### [Task requirements]
Write out each line exactly as given. Leave the pictures out of your copy.

### [Extracted material]
↓

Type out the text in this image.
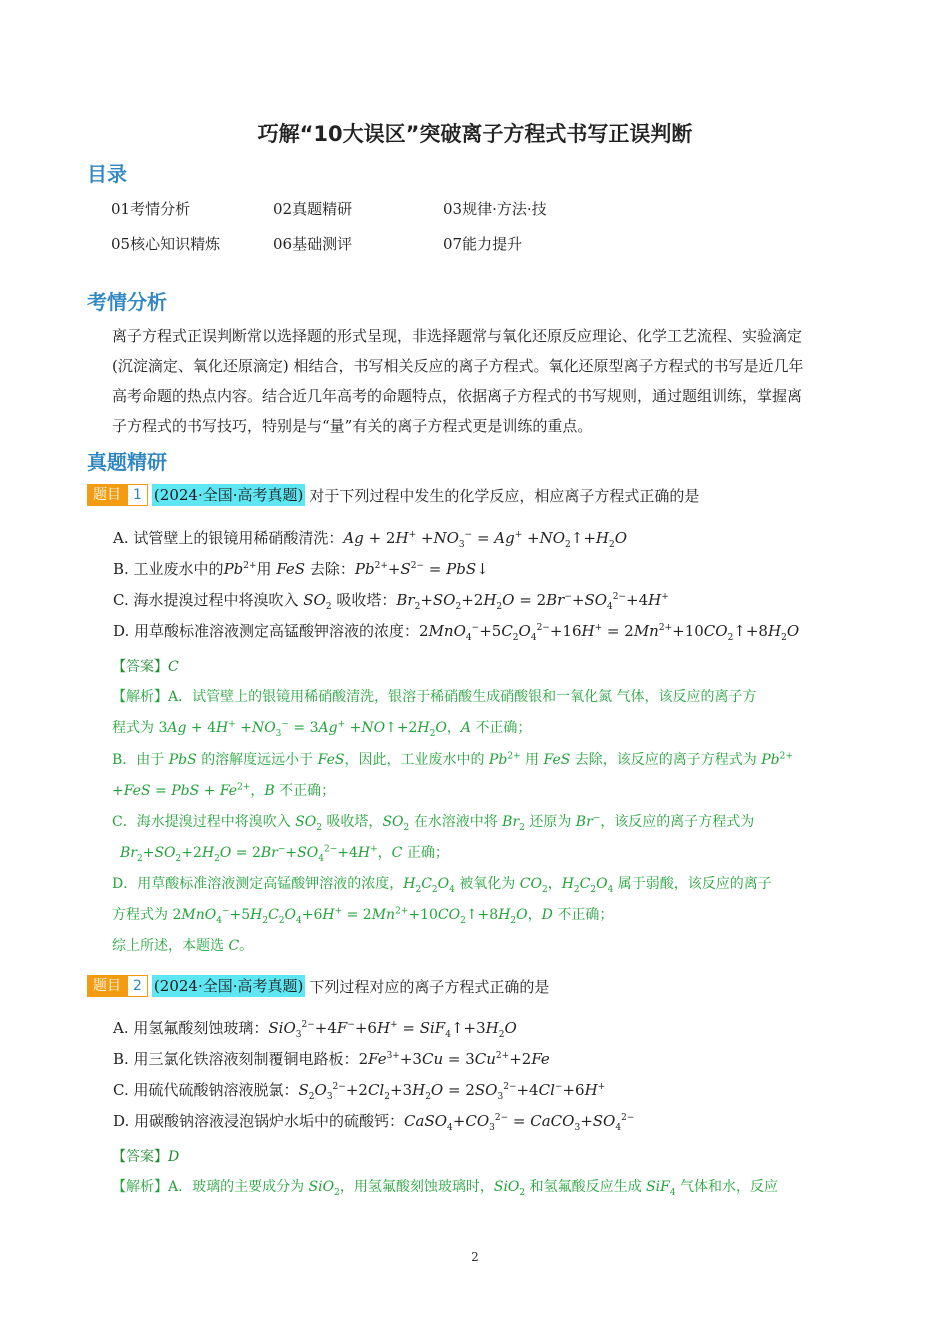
巧解“10大误区”突破离子方程式书写正误判断
目录
01考情分析	02真题精研	03规律·方法·技
05核心知识精炼	06基础测评	07能力提升
考情分析
离子方程式正误判断常以选择题的形式呈现，非选择题常与氧化还原反应理论、化学工艺流程、实验滴定
(沉淀滴定、氧化还原滴定) 相结合，书写相关反应的离子方程式。氧化还原型离子方程式的书写是近几年
高考命题的热点内容。结合近几年高考的命题特点，依据离子方程式的书写规则，通过题组训练，掌握离
子方程式的书写技巧，特别是与“量”有关的离子方程式更是训练的重点。
真题精研
题目 1 (2024·全国·高考真题) 对于下列过程中发生的化学反应，相应离子方程式正确的是
A. 试管壁上的银镜用稀硝酸清洗：$Ag + 2H^+ +NO_3^- = Ag^+$ $+NO_2↑+H_2O$
B. 工业废水中的$Pb^{2+}$用 FeS 去除：$Pb^{2+}+S^{2-}$ = PbS↓
C. 海水提溴过程中将溴吹入 $SO_2$ 吸收塔：$Br_2+SO_2+2H_2O = 2Br^-+SO_4^{2-}+4H^+$
D. 用草酸标准溶液测定高锰酸钾溶液的浓度：$2MnO_4^-+5C_2O_4^{2-}+16H^+$ = $2Mn^{2+}+10CO_2↑+8H_2O$
【答案】C
【解析】A．试管壁上的银镜用稀硝酸清洗，银溶于稀硝酸生成硝酸银和一氧化氮 气体，该反应的离子方
程式为 $3Ag + 4H^+ +NO_3^- = 3Ag^+$ $+NO↑+2H_2O$，A 不正确；
B．由于 PbS 的溶解度远远小于 FeS，因此，工业废水中的 $Pb^{2+}$ 用 FeS 去除，该反应的离子方程式为 $Pb^{2+}$
+FeS = PbS + $Fe^{2+}$，B 不正确；
C．海水提溴过程中将溴吹入 $SO_2$ 吸收塔，$SO_2$ 在水溶液中将 $Br_2$ 还原为 Br−，该反应的离子方程式为
$Br_2+SO_2+2H_2O = 2Br^-+SO_4^{2-}+4H^+$，C 正确；
D．用草酸标准溶液测定高锰酸钾溶液的浓度，$H_2C_2O_4$ 被氧化为 $CO_2$，$H_2C_2O_4$ 属于弱酸，该反应的离子
方程式为 $2MnO_4^-+5H_2C_2O_4+6H^+$ = $2Mn^{2+}+10CO_2↑+8H_2O$，D 不正确；
综上所述，本题选 C。
题目 2 (2024·全国·高考真题) 下列过程对应的离子方程式正确的是
A. 用氢氟酸刻蚀玻璃：$SiO_3^{2-}+4F^-+6H^+ = SiF_4↑+3H_2O$
B. 用三氯化铁溶液刻制覆铜电路板：$2Fe^{3+}+3Cu = 3Cu^{2+}+2Fe$
C. 用硫代硫酸钠溶液脱氯：$S_2O_3^{2-}+2Cl_2+3H_2O = 2SO_3^{2-}+4Cl^-+6H^+$
D. 用碳酸钠溶液浸泡锅炉水垢中的硫酸钙：$CaSO_4+CO_3^{2-}$ = $CaCO_3+SO_4^{2-}$
【答案】D
【解析】A．玻璃的主要成分为 SiO$_2$，用氢氟酸刻蚀玻璃时，SiO$_2$ 和氢氟酸反应生成 SiF$_4$ 气体和水，反应
2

↑

### [Response for this exercise]
Type out the text in this image.
巧解“10大误区”突破离子方程式书写正误判断
目录
01考情分析	02真题精研	03规律·方法·技
05核心知识精炼	06基础测评	07能力提升
考情分析
离子方程式正误判断常以选择题的形式呈现，非选择题常与氧化还原反应理论、化学工艺流程、实验滴定
(沉淀滴定、氧化还原滴定) 相结合，书写相关反应的离子方程式。氧化还原型离子方程式的书写是近几年
高考命题的热点内容。结合近几年高考的命题特点，依据离子方程式的书写规则，通过题组训练，掌握离
子方程式的书写技巧，特别是与“量”有关的离子方程式更是训练的重点。
真题精研
题目 1 (2024·全国·高考真题) 对于下列过程中发生的化学反应，相应离子方程式正确的是
A. 试管壁上的银镜用稀硝酸清洗：$Ag + 2H^+ +NO_3^- = Ag^+$ $+NO_2↑+H_2O$
B. 工业废水中的$Pb^{2+}$用 FeS 去除：$Pb^{2+}+S^{2-}$ = PbS↓
C. 海水提溴过程中将溴吹入 $SO_2$ 吸收塔：$Br_2+SO_2+2H_2O = 2Br^-+SO_4^{2-}+4H^+$
D. 用草酸标准溶液测定高锰酸钾溶液的浓度：$2MnO_4^-+5C_2O_4^{2-}+16H^+$ = $2Mn^{2+}+10CO_2↑+8H_2O$
【答案】C
【解析】A．试管壁上的银镜用稀硝酸清洗，银溶于稀硝酸生成硝酸银和一氧化氮 气体，该反应的离子方
程式为 $3Ag + 4H^+ +NO_3^- = 3Ag^+$ $+NO↑+2H_2O$，A 不正确；
B．由于 PbS 的溶解度远远小于 FeS，因此，工业废水中的 $Pb^{2+}$ 用 FeS 去除，该反应的离子方程式为 $Pb^{2+}$
+FeS = PbS + $Fe^{2+}$，B 不正确；
C．海水提溴过程中将溴吹入 $SO_2$ 吸收塔，$SO_2$ 在水溶液中将 $Br_2$ 还原为 Br−，该反应的离子方程式为
$Br_2+SO_2+2H_2O = 2Br^-+SO_4^{2-}+4H^+$，C 正确；
D．用草酸标准溶液测定高锰酸钾溶液的浓度，$H_2C_2O_4$ 被氧化为 $CO_2$，$H_2C_2O_4$ 属于弱酸，该反应的离子
方程式为 $2MnO_4^-+5H_2C_2O_4+6H^+$ = $2Mn^{2+}+10CO_2↑+8H_2O$，D 不正确；
综上所述，本题选 C。
题目 2 (2024·全国·高考真题) 下列过程对应的离子方程式正确的是
A. 用氢氟酸刻蚀玻璃：$SiO_3^{2-}+4F^-+6H^+ = SiF_4↑+3H_2O$
B. 用三氯化铁溶液刻制覆铜电路板：$2Fe^{3+}+3Cu = 3Cu^{2+}+2Fe$
C. 用硫代硫酸钠溶液脱氯：$S_2O_3^{2-}+2Cl_2+3H_2O = 2SO_3^{2-}+4Cl^-+6H^+$
D. 用碳酸钠溶液浸泡锅炉水垢中的硫酸钙：$CaSO_4+CO_3^{2-}$ = $CaCO_3+SO_4^{2-}$
【答案】D
【解析】A．玻璃的主要成分为 SiO$_2$，用氢氟酸刻蚀玻璃时，SiO$_2$ 和氢氟酸反应生成 SiF$_4$ 气体和水，反应
2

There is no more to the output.